• Written problem:
Read the records and write them out again exactly.

• Task inputs:
● ● ● ●

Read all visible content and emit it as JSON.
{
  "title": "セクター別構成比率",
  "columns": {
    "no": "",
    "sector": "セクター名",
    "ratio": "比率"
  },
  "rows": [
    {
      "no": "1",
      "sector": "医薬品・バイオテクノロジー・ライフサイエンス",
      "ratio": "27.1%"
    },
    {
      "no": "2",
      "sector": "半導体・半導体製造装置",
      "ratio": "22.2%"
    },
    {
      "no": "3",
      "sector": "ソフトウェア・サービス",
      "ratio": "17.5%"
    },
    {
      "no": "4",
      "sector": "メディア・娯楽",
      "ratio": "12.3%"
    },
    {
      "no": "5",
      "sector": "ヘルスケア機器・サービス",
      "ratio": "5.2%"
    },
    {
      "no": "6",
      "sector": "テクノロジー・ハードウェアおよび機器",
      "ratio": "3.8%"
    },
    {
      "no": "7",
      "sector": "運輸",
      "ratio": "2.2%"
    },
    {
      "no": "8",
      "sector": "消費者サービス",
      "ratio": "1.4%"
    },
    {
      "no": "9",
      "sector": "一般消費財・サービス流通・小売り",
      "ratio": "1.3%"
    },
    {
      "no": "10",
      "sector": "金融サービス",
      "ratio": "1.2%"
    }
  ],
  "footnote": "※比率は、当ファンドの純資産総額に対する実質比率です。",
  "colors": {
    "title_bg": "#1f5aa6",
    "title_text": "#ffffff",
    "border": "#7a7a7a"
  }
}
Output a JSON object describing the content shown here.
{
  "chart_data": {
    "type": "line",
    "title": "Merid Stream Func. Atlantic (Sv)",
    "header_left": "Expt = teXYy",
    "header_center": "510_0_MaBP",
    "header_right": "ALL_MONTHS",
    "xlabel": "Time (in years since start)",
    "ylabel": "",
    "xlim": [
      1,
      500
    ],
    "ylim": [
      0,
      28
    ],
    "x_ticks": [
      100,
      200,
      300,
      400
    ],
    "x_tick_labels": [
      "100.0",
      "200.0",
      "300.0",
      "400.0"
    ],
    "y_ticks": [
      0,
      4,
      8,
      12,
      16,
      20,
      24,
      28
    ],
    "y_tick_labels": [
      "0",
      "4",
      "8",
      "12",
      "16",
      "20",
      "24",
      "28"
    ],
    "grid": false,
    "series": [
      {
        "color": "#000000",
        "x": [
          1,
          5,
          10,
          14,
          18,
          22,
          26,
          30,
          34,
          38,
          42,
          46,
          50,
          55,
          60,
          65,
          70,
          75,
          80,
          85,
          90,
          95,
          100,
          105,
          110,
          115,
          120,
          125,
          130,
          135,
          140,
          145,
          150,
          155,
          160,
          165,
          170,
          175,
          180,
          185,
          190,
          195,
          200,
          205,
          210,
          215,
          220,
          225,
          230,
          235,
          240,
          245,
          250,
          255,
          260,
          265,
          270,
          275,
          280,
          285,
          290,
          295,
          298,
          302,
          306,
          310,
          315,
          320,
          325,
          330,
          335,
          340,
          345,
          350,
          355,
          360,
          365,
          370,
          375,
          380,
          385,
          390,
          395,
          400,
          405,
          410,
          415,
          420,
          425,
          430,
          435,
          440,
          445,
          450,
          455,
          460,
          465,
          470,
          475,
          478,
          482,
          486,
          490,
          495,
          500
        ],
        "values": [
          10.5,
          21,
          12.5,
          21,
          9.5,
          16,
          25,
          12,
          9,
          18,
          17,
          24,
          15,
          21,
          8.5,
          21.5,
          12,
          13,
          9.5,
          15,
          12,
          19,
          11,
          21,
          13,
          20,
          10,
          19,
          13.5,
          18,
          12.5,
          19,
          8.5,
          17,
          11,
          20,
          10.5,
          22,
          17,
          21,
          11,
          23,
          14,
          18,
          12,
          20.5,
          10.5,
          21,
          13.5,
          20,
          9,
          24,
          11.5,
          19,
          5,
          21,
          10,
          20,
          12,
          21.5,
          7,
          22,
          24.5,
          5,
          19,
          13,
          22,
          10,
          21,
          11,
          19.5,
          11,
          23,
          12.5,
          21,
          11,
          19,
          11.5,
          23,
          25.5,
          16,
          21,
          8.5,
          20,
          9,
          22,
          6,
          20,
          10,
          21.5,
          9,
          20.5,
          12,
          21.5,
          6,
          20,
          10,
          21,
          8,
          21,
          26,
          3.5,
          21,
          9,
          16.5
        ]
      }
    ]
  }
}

● ● ● ●

• Answer for the task:
Read all visible content and emit it as JSON.
{
  "title": "セクター別構成比率",
  "columns": {
    "no": "",
    "sector": "セクター名",
    "ratio": "比率"
  },
  "rows": [
    {
      "no": "1",
      "sector": "医薬品・バイオテクノロジー・ライフサイエンス",
      "ratio": "27.1%"
    },
    {
      "no": "2",
      "sector": "半導体・半導体製造装置",
      "ratio": "22.2%"
    },
    {
      "no": "3",
      "sector": "ソフトウェア・サービス",
      "ratio": "17.5%"
    },
    {
      "no": "4",
      "sector": "メディア・娯楽",
      "ratio": "12.3%"
    },
    {
      "no": "5",
      "sector": "ヘルスケア機器・サービス",
      "ratio": "5.2%"
    },
    {
      "no": "6",
      "sector": "テクノロジー・ハードウェアおよび機器",
      "ratio": "3.8%"
    },
    {
      "no": "7",
      "sector": "運輸",
      "ratio": "2.2%"
    },
    {
      "no": "8",
      "sector": "消費者サービス",
      "ratio": "1.4%"
    },
    {
      "no": "9",
      "sector": "一般消費財・サービス流通・小売り",
      "ratio": "1.3%"
    },
    {
      "no": "10",
      "sector": "金融サービス",
      "ratio": "1.2%"
    }
  ],
  "footnote": "※比率は、当ファンドの純資産総額に対する実質比率です。",
  "colors": {
    "title_bg": "#1f5aa6",
    "title_text": "#ffffff",
    "border": "#7a7a7a"
  }
}
Output a JSON object describing the content shown here.
{
  "chart_data": {
    "type": "line",
    "title": "Merid Stream Func. Atlantic (Sv)",
    "header_left": "Expt = teXYy",
    "header_center": "510_0_MaBP",
    "header_right": "ALL_MONTHS",
    "xlabel": "Time (in years since start)",
    "ylabel": "",
    "xlim": [
      1,
      500
    ],
    "ylim": [
      0,
      28
    ],
    "x_ticks": [
      100,
      200,
      300,
      400
    ],
    "x_tick_labels": [
      "100.0",
      "200.0",
      "300.0",
      "400.0"
    ],
    "y_ticks": [
      0,
      4,
      8,
      12,
      16,
      20,
      24,
      28
    ],
    "y_tick_labels": [
      "0",
      "4",
      "8",
      "12",
      "16",
      "20",
      "24",
      "28"
    ],
    "grid": false,
    "series": [
      {
        "color": "#000000",
        "x": [
          1,
          5,
          10,
          14,
          18,
          22,
          26,
          30,
          34,
          38,
          42,
          46,
          50,
          55,
          60,
          65,
          70,
          75,
          80,
          85,
          90,
          95,
          100,
          105,
          110,
          115,
          120,
          125,
          130,
          135,
          140,
          145,
          150,
          155,
          160,
          165,
          170,
          175,
          180,
          185,
          190,
          195,
          200,
          205,
          210,
          215,
          220,
          225,
          230,
          235,
          240,
          245,
          250,
          255,
          260,
          265,
          270,
          275,
          280,
          285,
          290,
          295,
          298,
          302,
          306,
          310,
          315,
          320,
          325,
          330,
          335,
          340,
          345,
          350,
          355,
          360,
          365,
          370,
          375,
          380,
          385,
          390,
          395,
          400,
          405,
          410,
          415,
          420,
          425,
          430,
          435,
          440,
          445,
          450,
          455,
          460,
          465,
          470,
          475,
          478,
          482,
          486,
          490,
          495,
          500
        ],
        "values": [
          10.5,
          21,
          12.5,
          21,
          9.5,
          16,
          25,
          12,
          9,
          18,
          17,
          24,
          15,
          21,
          8.5,
          21.5,
          12,
          13,
          9.5,
          15,
          12,
          19,
          11,
          21,
          13,
          20,
          10,
          19,
          13.5,
          18,
          12.5,
          19,
          8.5,
          17,
          11,
          20,
          10.5,
          22,
          17,
          21,
          11,
          23,
          14,
          18,
          12,
          20.5,
          10.5,
          21,
          13.5,
          20,
          9,
          24,
          11.5,
          19,
          5,
          21,
          10,
          20,
          12,
          21.5,
          7,
          22,
          24.5,
          5,
          19,
          13,
          22,
          10,
          21,
          11,
          19.5,
          11,
          23,
          12.5,
          21,
          11,
          19,
          11.5,
          23,
          25.5,
          16,
          21,
          8.5,
          20,
          9,
          22,
          6,
          20,
          10,
          21.5,
          9,
          20.5,
          12,
          21.5,
          6,
          20,
          10,
          21,
          8,
          21,
          26,
          3.5,
          21,
          9,
          16.5
        ]
      }
    ]
  }
}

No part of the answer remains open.